--- SUPPLIED INFORMATION ---
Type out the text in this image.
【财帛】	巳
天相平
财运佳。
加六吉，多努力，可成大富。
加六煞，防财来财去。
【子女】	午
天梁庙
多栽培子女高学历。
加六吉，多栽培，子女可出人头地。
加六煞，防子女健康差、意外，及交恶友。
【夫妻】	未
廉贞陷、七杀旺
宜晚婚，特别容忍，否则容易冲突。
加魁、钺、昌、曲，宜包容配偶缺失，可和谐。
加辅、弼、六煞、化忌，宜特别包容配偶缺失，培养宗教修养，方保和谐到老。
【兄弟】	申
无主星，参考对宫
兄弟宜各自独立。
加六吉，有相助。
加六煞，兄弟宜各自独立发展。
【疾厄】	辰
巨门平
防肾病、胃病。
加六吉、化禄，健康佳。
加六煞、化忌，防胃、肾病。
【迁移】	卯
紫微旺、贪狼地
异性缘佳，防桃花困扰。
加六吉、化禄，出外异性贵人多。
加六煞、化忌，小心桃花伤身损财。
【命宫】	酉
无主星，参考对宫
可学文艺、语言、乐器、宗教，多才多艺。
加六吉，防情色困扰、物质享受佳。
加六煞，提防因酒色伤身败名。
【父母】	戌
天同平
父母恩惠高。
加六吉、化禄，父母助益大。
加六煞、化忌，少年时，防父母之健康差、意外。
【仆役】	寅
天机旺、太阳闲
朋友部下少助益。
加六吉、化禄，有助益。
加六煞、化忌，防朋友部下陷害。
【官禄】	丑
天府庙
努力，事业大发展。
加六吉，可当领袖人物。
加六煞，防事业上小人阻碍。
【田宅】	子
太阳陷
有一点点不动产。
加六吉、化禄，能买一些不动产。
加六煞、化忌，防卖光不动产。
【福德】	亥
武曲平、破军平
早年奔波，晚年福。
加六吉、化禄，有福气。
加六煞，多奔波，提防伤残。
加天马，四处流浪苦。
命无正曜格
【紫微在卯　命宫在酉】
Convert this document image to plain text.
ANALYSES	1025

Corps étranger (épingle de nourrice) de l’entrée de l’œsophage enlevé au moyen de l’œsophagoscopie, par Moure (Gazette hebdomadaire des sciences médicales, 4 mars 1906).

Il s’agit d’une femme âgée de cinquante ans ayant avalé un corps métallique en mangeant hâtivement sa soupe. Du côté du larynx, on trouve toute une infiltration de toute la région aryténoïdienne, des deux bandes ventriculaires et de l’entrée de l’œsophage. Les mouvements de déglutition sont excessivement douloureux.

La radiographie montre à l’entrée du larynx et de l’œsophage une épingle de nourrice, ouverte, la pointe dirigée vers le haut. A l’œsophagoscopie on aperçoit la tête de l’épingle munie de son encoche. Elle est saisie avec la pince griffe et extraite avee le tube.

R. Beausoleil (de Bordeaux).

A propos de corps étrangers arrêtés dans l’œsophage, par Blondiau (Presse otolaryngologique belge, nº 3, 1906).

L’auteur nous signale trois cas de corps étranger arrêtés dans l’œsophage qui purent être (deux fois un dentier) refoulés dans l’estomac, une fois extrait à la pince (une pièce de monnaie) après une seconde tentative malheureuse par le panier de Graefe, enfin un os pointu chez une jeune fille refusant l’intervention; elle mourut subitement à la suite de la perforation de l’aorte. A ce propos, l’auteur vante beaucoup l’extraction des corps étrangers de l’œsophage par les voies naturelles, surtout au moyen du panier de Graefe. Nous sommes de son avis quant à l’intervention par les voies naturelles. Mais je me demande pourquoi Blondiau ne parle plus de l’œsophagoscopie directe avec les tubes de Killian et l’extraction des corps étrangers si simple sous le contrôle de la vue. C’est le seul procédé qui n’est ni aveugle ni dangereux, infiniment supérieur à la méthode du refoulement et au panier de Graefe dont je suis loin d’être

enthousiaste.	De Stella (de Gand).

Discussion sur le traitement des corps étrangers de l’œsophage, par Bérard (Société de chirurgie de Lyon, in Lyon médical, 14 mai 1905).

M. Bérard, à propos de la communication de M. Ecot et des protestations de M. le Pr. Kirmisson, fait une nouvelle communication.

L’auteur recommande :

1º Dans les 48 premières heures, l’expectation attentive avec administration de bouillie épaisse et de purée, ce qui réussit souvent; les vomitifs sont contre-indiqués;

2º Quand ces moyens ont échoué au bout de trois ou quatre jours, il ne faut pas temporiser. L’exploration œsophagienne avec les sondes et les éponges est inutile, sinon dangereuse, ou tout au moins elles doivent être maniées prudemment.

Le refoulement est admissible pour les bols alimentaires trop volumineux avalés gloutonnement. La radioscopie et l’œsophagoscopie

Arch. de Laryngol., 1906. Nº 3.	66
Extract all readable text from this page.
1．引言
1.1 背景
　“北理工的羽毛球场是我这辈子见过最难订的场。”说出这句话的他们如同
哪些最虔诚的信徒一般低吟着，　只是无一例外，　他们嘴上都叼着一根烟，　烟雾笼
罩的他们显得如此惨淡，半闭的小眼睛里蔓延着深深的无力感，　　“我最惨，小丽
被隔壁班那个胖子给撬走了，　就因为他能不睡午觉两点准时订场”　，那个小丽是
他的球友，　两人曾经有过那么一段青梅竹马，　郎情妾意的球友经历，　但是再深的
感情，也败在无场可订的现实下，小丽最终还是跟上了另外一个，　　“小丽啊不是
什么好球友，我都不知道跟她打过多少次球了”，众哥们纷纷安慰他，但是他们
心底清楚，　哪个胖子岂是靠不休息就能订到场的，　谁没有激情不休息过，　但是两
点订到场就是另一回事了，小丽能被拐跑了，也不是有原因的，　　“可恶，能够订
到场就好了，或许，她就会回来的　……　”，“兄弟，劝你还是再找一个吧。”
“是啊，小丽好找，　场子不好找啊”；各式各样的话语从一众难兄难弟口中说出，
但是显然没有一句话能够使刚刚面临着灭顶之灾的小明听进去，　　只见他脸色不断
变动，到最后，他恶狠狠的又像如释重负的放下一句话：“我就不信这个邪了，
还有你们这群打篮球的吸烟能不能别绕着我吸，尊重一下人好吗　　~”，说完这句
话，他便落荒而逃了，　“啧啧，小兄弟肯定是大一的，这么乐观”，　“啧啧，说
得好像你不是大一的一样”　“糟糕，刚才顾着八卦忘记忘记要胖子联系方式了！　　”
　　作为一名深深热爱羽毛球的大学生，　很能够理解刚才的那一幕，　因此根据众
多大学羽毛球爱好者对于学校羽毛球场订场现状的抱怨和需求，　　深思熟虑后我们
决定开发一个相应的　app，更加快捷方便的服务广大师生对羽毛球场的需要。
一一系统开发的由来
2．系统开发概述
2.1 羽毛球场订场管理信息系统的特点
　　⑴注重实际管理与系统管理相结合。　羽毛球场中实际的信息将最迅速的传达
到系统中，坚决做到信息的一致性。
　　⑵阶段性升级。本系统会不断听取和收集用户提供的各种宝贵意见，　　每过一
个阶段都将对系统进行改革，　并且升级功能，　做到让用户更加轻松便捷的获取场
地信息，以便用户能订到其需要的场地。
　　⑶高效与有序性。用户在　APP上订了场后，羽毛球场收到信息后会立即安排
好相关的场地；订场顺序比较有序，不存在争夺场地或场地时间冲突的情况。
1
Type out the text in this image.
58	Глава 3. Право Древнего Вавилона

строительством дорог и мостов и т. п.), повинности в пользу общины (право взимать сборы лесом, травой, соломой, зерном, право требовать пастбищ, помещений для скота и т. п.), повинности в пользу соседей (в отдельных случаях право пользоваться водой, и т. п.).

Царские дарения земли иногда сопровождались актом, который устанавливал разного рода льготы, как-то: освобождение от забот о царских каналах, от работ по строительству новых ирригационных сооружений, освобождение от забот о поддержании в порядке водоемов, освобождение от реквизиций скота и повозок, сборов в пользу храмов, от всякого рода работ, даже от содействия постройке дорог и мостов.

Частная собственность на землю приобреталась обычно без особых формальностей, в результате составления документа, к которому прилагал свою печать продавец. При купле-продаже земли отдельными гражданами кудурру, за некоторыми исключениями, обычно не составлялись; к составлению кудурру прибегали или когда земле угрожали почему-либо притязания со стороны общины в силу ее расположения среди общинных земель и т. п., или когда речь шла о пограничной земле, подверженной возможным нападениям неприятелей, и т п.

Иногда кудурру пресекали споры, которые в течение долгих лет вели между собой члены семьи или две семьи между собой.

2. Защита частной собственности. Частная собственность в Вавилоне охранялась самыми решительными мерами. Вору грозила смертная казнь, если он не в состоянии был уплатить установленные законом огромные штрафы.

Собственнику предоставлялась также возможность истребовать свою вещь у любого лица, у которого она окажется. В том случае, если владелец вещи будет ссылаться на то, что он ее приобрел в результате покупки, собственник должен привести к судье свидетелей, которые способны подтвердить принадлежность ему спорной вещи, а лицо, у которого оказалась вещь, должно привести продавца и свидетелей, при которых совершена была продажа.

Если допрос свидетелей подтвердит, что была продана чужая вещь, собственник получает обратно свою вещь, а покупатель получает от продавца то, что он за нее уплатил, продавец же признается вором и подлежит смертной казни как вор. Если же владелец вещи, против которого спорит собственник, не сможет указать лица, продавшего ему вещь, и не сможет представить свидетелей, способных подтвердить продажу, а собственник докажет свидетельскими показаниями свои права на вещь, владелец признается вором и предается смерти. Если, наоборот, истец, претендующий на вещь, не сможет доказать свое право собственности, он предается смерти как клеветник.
---
Go over the entries above and say how many lines hold the string "sont", with no other text.

2